Provided data:
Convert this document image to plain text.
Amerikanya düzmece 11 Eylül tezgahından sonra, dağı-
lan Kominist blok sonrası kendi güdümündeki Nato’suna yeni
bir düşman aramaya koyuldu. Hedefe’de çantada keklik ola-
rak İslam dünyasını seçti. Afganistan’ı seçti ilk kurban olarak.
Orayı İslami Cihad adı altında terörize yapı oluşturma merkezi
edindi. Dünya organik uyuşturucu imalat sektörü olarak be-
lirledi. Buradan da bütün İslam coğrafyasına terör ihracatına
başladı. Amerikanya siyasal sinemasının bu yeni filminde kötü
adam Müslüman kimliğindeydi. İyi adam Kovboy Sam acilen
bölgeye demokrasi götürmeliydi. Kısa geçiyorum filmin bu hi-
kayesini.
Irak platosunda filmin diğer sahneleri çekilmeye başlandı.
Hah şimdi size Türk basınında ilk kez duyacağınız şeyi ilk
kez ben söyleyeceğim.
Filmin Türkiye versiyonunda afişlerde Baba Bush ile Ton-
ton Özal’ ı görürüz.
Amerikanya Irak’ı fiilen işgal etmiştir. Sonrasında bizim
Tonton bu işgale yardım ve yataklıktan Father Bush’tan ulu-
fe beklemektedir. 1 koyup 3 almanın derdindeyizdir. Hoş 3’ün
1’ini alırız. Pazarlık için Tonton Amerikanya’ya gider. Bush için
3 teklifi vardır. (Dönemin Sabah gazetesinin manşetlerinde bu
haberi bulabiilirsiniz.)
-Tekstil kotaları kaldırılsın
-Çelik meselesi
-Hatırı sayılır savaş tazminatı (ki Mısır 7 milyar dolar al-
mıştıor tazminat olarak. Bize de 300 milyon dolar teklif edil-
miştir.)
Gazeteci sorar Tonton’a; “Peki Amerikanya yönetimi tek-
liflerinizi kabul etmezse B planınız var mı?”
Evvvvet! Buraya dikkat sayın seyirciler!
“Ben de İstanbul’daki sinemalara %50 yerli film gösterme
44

Exercise goal:
Extract the complete listing above, reproducing each line exactly.

Solution:
Convert this document image to plain text.
Amerikanya düzmece 11 Eylül tezgahından sonra, dağı-
lan Kominist blok sonrası kendi güdümündeki Nato’suna yeni
bir düşman aramaya koyuldu. Hedefe’de çantada keklik ola-
rak İslam dünyasını seçti. Afganistan’ı seçti ilk kurban olarak.
Orayı İslami Cihad adı altında terörize yapı oluşturma merkezi
edindi. Dünya organik uyuşturucu imalat sektörü olarak be-
lirledi. Buradan da bütün İslam coğrafyasına terör ihracatına
başladı. Amerikanya siyasal sinemasının bu yeni filminde kötü
adam Müslüman kimliğindeydi. İyi adam Kovboy Sam acilen
bölgeye demokrasi götürmeliydi. Kısa geçiyorum filmin bu hi-
kayesini.
Irak platosunda filmin diğer sahneleri çekilmeye başlandı.
Hah şimdi size Türk basınında ilk kez duyacağınız şeyi ilk
kez ben söyleyeceğim.
Filmin Türkiye versiyonunda afişlerde Baba Bush ile Ton-
ton Özal’ ı görürüz.
Amerikanya Irak’ı fiilen işgal etmiştir. Sonrasında bizim
Tonton bu işgale yardım ve yataklıktan Father Bush’tan ulu-
fe beklemektedir. 1 koyup 3 almanın derdindeyizdir. Hoş 3’ün
1’ini alırız. Pazarlık için Tonton Amerikanya’ya gider. Bush için
3 teklifi vardır. (Dönemin Sabah gazetesinin manşetlerinde bu
haberi bulabiilirsiniz.)
-Tekstil kotaları kaldırılsın
-Çelik meselesi
-Hatırı sayılır savaş tazminatı (ki Mısır 7 milyar dolar al-
mıştıor tazminat olarak. Bize de 300 milyon dolar teklif edil-
miştir.)
Gazeteci sorar Tonton’a; “Peki Amerikanya yönetimi tek-
liflerinizi kabul etmezse B planınız var mı?”
Evvvvet! Buraya dikkat sayın seyirciler!
“Ben de İstanbul’daki sinemalara %50 yerli film gösterme
44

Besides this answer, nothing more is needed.